[Stored data]
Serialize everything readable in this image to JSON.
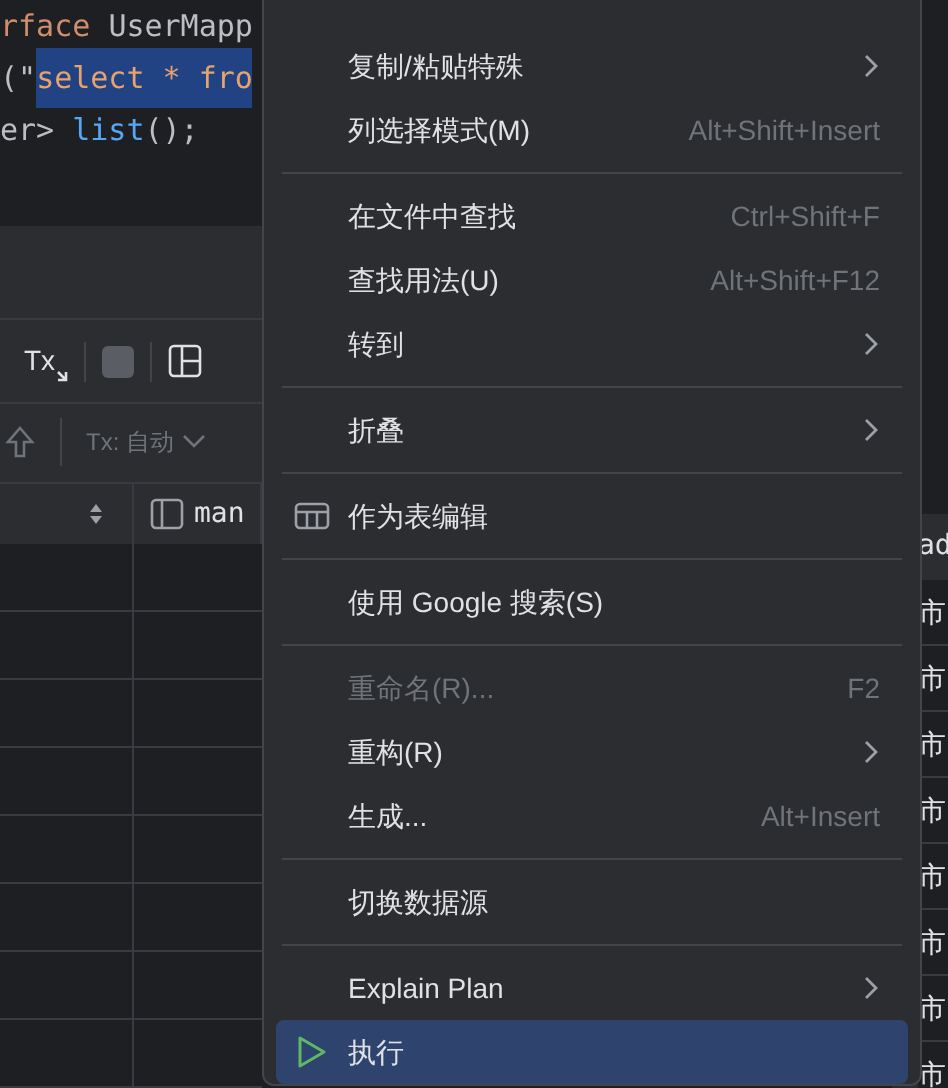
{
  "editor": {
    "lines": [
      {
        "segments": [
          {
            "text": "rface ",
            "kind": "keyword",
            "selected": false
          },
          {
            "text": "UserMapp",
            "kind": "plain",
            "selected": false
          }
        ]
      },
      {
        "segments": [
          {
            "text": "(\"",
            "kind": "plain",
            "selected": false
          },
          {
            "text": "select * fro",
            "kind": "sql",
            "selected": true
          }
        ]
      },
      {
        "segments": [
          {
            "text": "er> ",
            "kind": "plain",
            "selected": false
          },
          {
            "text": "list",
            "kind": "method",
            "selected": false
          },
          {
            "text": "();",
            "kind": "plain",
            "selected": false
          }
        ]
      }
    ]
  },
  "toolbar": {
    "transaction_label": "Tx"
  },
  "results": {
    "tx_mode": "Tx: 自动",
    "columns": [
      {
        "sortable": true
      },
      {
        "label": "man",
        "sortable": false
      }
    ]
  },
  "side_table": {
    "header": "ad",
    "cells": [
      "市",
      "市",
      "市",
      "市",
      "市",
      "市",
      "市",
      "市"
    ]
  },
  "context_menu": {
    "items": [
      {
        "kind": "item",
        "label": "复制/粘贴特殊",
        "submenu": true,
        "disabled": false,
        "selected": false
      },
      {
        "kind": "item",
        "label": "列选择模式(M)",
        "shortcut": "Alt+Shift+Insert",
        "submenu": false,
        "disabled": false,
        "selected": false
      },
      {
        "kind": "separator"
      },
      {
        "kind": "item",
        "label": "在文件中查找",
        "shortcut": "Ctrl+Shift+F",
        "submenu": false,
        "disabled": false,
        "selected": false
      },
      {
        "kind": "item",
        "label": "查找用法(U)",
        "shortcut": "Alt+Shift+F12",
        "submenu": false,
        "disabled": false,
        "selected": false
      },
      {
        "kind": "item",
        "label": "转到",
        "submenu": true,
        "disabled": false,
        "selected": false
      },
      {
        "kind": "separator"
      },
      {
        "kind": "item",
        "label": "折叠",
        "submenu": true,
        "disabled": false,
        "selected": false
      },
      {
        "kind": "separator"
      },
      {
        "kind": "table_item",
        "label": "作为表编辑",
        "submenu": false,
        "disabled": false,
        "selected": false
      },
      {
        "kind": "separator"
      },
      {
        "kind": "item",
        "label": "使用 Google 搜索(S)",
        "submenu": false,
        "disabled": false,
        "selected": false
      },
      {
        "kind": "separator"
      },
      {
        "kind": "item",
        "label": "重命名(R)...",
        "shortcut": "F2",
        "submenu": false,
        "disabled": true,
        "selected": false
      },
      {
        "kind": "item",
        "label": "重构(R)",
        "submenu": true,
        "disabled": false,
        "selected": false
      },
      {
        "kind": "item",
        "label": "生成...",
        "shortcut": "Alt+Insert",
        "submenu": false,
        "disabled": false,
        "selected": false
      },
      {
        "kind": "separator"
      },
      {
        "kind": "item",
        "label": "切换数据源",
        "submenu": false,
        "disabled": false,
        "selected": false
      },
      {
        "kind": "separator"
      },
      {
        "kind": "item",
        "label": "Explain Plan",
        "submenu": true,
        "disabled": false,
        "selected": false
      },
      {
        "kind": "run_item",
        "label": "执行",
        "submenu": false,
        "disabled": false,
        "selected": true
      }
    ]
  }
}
...
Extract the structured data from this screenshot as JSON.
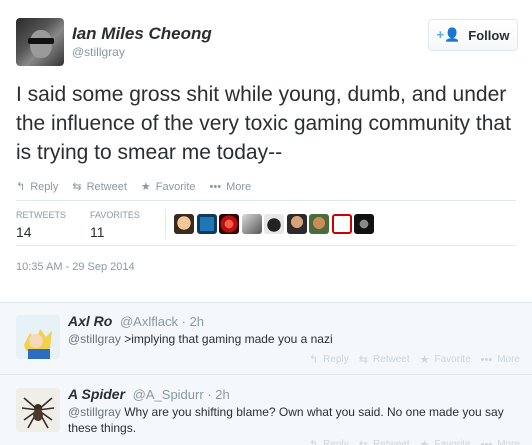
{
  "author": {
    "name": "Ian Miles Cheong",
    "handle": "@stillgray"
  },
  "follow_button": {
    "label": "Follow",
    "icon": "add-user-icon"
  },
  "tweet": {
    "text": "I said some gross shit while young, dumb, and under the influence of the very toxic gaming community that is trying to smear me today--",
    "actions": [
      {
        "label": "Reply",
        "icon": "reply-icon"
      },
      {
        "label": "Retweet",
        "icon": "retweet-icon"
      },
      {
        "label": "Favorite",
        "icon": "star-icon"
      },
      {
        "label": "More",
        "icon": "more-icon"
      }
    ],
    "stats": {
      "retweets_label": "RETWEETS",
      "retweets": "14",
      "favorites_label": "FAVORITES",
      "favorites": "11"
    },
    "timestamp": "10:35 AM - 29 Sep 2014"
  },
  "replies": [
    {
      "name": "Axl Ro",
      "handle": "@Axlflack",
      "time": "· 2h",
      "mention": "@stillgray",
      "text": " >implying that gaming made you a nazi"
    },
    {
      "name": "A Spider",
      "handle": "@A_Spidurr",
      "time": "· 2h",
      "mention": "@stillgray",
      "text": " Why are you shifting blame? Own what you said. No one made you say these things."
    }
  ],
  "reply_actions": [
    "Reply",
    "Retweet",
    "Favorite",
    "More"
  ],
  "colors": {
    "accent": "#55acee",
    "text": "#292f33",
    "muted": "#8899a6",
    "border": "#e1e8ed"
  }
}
...
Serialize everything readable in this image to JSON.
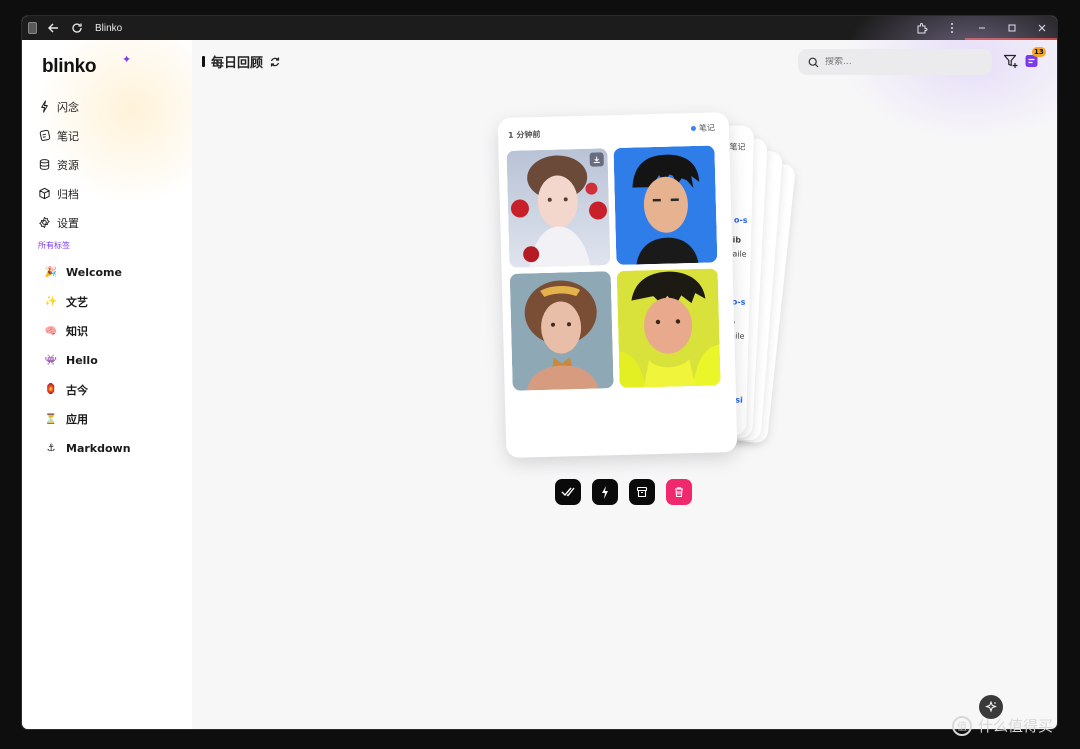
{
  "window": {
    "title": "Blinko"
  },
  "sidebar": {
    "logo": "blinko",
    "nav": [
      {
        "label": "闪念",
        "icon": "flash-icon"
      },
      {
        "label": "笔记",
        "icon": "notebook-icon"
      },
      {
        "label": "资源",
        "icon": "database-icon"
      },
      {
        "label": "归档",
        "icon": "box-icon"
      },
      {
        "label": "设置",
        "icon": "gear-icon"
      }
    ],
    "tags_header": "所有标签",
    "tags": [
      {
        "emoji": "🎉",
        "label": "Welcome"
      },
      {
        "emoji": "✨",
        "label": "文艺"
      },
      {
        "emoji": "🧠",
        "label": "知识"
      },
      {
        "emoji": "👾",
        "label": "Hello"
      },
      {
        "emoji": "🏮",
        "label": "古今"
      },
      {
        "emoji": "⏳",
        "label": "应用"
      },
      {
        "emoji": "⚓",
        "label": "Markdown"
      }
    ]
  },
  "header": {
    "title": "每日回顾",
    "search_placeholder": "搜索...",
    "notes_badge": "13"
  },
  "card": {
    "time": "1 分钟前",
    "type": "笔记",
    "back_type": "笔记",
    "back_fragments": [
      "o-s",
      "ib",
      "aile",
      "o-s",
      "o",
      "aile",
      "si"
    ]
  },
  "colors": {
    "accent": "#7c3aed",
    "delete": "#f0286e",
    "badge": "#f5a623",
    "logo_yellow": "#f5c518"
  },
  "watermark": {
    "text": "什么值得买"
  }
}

◆ TASK DESCRIPTION: All lines above containing the string "emoji" are to be collected.

◆ EXERCISE RESPONSE:
        "emoji": "🎉",
        "emoji": "✨",
        "emoji": "🧠",
        "emoji": "👾",
        "emoji": "🏮",
        "emoji": "⏳",
        "emoji": "⚓",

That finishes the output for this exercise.